--- BEGIN ---

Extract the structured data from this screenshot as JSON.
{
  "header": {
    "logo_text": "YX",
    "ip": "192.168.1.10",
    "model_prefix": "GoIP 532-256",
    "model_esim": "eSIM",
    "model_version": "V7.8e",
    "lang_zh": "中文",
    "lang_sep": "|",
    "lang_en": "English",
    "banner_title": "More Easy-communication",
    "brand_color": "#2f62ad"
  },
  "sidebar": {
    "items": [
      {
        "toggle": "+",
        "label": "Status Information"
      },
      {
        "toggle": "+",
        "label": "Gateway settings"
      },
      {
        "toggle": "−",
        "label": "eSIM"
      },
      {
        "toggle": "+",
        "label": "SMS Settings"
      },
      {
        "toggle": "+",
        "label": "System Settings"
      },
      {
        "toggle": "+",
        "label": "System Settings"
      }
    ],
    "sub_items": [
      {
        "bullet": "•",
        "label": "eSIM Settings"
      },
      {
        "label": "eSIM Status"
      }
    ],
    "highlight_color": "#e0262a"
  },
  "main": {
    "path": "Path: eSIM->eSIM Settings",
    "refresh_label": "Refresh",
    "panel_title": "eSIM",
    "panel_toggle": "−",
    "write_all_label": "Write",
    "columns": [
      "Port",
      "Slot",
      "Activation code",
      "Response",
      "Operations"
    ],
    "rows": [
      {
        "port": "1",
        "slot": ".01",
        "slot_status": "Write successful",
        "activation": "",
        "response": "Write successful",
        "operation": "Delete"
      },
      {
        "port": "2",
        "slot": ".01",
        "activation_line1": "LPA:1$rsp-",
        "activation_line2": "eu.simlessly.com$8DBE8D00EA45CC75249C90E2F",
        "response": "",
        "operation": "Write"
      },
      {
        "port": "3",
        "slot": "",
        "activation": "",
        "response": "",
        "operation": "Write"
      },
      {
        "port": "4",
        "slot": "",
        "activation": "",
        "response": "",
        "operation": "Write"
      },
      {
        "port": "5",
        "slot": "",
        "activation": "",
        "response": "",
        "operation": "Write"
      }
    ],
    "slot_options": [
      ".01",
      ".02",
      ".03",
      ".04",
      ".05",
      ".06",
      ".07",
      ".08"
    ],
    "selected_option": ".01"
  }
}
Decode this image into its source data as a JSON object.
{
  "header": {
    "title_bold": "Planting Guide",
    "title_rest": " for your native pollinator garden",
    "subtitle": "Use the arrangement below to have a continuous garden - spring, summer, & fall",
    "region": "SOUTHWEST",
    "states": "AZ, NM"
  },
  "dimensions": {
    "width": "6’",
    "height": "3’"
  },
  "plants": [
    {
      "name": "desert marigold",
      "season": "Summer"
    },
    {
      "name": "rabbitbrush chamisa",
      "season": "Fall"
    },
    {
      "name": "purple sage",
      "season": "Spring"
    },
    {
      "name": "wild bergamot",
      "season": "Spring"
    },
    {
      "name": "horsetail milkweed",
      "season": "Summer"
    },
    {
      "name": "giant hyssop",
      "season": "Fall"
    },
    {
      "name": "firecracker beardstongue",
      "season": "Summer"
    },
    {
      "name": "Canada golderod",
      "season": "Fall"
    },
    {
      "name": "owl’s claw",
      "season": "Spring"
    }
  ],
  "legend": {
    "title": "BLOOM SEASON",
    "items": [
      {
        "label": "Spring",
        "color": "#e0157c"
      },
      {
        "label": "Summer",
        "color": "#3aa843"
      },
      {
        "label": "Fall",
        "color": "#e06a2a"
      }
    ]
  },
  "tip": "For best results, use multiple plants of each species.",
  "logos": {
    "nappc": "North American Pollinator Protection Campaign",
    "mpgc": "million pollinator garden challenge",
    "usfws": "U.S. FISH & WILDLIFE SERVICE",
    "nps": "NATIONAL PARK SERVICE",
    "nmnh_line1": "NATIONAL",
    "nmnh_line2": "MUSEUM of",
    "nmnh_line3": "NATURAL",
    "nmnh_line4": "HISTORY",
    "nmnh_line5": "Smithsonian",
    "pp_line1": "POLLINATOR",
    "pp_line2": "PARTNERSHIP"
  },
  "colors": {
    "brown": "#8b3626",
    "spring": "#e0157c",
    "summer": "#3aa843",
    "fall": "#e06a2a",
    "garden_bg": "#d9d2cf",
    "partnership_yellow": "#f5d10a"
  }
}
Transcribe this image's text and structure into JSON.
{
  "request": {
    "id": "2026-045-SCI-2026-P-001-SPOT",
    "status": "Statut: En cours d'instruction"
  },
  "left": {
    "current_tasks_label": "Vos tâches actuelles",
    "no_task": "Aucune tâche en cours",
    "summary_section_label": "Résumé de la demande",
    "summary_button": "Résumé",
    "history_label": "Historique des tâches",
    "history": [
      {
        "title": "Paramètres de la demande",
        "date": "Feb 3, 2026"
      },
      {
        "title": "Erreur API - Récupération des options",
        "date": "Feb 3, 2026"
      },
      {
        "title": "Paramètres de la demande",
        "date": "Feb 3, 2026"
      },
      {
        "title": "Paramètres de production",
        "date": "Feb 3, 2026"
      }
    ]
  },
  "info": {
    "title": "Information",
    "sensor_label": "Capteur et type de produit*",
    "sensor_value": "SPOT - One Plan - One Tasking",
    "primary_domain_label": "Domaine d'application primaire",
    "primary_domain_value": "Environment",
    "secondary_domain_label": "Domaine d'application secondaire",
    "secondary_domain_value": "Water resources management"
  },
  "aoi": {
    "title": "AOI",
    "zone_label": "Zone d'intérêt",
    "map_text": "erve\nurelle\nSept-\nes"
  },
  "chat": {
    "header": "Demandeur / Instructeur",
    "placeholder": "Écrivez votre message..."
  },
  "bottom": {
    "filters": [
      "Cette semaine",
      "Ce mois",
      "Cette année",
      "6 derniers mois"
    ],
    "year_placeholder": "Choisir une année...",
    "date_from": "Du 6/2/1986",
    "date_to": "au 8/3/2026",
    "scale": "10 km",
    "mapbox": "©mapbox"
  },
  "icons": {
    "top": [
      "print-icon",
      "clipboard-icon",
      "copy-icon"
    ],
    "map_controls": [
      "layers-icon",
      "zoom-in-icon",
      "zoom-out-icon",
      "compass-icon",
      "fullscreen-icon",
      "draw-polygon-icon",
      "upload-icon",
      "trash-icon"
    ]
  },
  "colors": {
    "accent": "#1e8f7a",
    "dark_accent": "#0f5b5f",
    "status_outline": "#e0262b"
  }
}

--- END ---

Transcribe every line of the data, exactly as it stands.

Extract the structured data from this screenshot as JSON.
{
  "header": {
    "logo_text": "YX",
    "ip": "192.168.1.10",
    "model_prefix": "GoIP 532-256",
    "model_esim": "eSIM",
    "model_version": "V7.8e",
    "lang_zh": "中文",
    "lang_sep": "|",
    "lang_en": "English",
    "banner_title": "More Easy-communication",
    "brand_color": "#2f62ad"
  },
  "sidebar": {
    "items": [
      {
        "toggle": "+",
        "label": "Status Information"
      },
      {
        "toggle": "+",
        "label": "Gateway settings"
      },
      {
        "toggle": "−",
        "label": "eSIM"
      },
      {
        "toggle": "+",
        "label": "SMS Settings"
      },
      {
        "toggle": "+",
        "label": "System Settings"
      },
      {
        "toggle": "+",
        "label": "System Settings"
      }
    ],
    "sub_items": [
      {
        "bullet": "•",
        "label": "eSIM Settings"
      },
      {
        "label": "eSIM Status"
      }
    ],
    "highlight_color": "#e0262a"
  },
  "main": {
    "path": "Path: eSIM->eSIM Settings",
    "refresh_label": "Refresh",
    "panel_title": "eSIM",
    "panel_toggle": "−",
    "write_all_label": "Write",
    "columns": [
      "Port",
      "Slot",
      "Activation code",
      "Response",
      "Operations"
    ],
    "rows": [
      {
        "port": "1",
        "slot": ".01",
        "slot_status": "Write successful",
        "activation": "",
        "response": "Write successful",
        "operation": "Delete"
      },
      {
        "port": "2",
        "slot": ".01",
        "activation_line1": "LPA:1$rsp-",
        "activation_line2": "eu.simlessly.com$8DBE8D00EA45CC75249C90E2F",
        "response": "",
        "operation": "Write"
      },
      {
        "port": "3",
        "slot": "",
        "activation": "",
        "response": "",
        "operation": "Write"
      },
      {
        "port": "4",
        "slot": "",
        "activation": "",
        "response": "",
        "operation": "Write"
      },
      {
        "port": "5",
        "slot": "",
        "activation": "",
        "response": "",
        "operation": "Write"
      }
    ],
    "slot_options": [
      ".01",
      ".02",
      ".03",
      ".04",
      ".05",
      ".06",
      ".07",
      ".08"
    ],
    "selected_option": ".01"
  }
}
Decode this image into its source data as a JSON object.
{
  "header": {
    "title_bold": "Planting Guide",
    "title_rest": " for your native pollinator garden",
    "subtitle": "Use the arrangement below to have a continuous garden - spring, summer, & fall",
    "region": "SOUTHWEST",
    "states": "AZ, NM"
  },
  "dimensions": {
    "width": "6’",
    "height": "3’"
  },
  "plants": [
    {
      "name": "desert marigold",
      "season": "Summer"
    },
    {
      "name": "rabbitbrush chamisa",
      "season": "Fall"
    },
    {
      "name": "purple sage",
      "season": "Spring"
    },
    {
      "name": "wild bergamot",
      "season": "Spring"
    },
    {
      "name": "horsetail milkweed",
      "season": "Summer"
    },
    {
      "name": "giant hyssop",
      "season": "Fall"
    },
    {
      "name": "firecracker beardstongue",
      "season": "Summer"
    },
    {
      "name": "Canada golderod",
      "season": "Fall"
    },
    {
      "name": "owl’s claw",
      "season": "Spring"
    }
  ],
  "legend": {
    "title": "BLOOM SEASON",
    "items": [
      {
        "label": "Spring",
        "color": "#e0157c"
      },
      {
        "label": "Summer",
        "color": "#3aa843"
      },
      {
        "label": "Fall",
        "color": "#e06a2a"
      }
    ]
  },
  "tip": "For best results, use multiple plants of each species.",
  "logos": {
    "nappc": "North American Pollinator Protection Campaign",
    "mpgc": "million pollinator garden challenge",
    "usfws": "U.S. FISH & WILDLIFE SERVICE",
    "nps": "NATIONAL PARK SERVICE",
    "nmnh_line1": "NATIONAL",
    "nmnh_line2": "MUSEUM of",
    "nmnh_line3": "NATURAL",
    "nmnh_line4": "HISTORY",
    "nmnh_line5": "Smithsonian",
    "pp_line1": "POLLINATOR",
    "pp_line2": "PARTNERSHIP"
  },
  "colors": {
    "brown": "#8b3626",
    "spring": "#e0157c",
    "summer": "#3aa843",
    "fall": "#e06a2a",
    "garden_bg": "#d9d2cf",
    "partnership_yellow": "#f5d10a"
  }
}
Transcribe this image's text and structure into JSON.
{
  "request": {
    "id": "2026-045-SCI-2026-P-001-SPOT",
    "status": "Statut: En cours d'instruction"
  },
  "left": {
    "current_tasks_label": "Vos tâches actuelles",
    "no_task": "Aucune tâche en cours",
    "summary_section_label": "Résumé de la demande",
    "summary_button": "Résumé",
    "history_label": "Historique des tâches",
    "history": [
      {
        "title": "Paramètres de la demande",
        "date": "Feb 3, 2026"
      },
      {
        "title": "Erreur API - Récupération des options",
        "date": "Feb 3, 2026"
      },
      {
        "title": "Paramètres de la demande",
        "date": "Feb 3, 2026"
      },
      {
        "title": "Paramètres de production",
        "date": "Feb 3, 2026"
      }
    ]
  },
  "info": {
    "title": "Information",
    "sensor_label": "Capteur et type de produit*",
    "sensor_value": "SPOT - One Plan - One Tasking",
    "primary_domain_label": "Domaine d'application primaire",
    "primary_domain_value": "Environment",
    "secondary_domain_label": "Domaine d'application secondaire",
    "secondary_domain_value": "Water resources management"
  },
  "aoi": {
    "title": "AOI",
    "zone_label": "Zone d'intérêt",
    "map_text": "erve\nurelle\nSept-\nes"
  },
  "chat": {
    "header": "Demandeur / Instructeur",
    "placeholder": "Écrivez votre message..."
  },
  "bottom": {
    "filters": [
      "Cette semaine",
      "Ce mois",
      "Cette année",
      "6 derniers mois"
    ],
    "year_placeholder": "Choisir une année...",
    "date_from": "Du 6/2/1986",
    "date_to": "au 8/3/2026",
    "scale": "10 km",
    "mapbox": "©mapbox"
  },
  "icons": {
    "top": [
      "print-icon",
      "clipboard-icon",
      "copy-icon"
    ],
    "map_controls": [
      "layers-icon",
      "zoom-in-icon",
      "zoom-out-icon",
      "compass-icon",
      "fullscreen-icon",
      "draw-polygon-icon",
      "upload-icon",
      "trash-icon"
    ]
  },
  "colors": {
    "accent": "#1e8f7a",
    "dark_accent": "#0f5b5f",
    "status_outline": "#e0262b"
  }
}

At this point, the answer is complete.